(begin)

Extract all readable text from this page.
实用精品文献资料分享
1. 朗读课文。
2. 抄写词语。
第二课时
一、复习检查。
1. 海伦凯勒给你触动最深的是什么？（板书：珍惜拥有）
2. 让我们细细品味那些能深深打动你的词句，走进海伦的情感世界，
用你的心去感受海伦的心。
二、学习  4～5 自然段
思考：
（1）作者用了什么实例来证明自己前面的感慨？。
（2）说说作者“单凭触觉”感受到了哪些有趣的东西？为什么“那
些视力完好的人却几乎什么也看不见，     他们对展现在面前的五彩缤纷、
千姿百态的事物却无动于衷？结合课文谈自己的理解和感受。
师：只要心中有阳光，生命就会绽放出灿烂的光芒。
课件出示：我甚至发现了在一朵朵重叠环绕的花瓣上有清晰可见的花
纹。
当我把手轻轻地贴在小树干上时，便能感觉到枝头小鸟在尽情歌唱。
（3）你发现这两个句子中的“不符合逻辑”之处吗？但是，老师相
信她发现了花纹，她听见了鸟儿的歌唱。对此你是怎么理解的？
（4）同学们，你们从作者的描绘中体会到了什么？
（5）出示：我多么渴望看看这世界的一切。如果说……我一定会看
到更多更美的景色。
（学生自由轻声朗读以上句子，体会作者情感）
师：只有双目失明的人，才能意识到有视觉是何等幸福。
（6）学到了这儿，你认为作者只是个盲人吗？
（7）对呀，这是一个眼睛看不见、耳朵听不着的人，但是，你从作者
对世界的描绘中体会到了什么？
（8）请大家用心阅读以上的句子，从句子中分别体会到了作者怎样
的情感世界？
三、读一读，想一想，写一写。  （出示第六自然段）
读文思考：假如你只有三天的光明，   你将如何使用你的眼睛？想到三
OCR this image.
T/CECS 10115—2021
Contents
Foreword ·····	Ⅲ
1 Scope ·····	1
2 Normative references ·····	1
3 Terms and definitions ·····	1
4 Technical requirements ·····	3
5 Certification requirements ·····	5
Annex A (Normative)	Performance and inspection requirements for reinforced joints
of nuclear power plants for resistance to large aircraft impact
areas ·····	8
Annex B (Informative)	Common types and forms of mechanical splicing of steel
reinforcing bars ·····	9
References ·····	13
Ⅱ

(end)

▸ Work instructions:
Identify the lines in the entries above that contain "Normative", then copy them out.

▸ Expected answer:
2 Normative references ·····	1
Annex A (Normative)	Performance and inspection requirements for reinforced joints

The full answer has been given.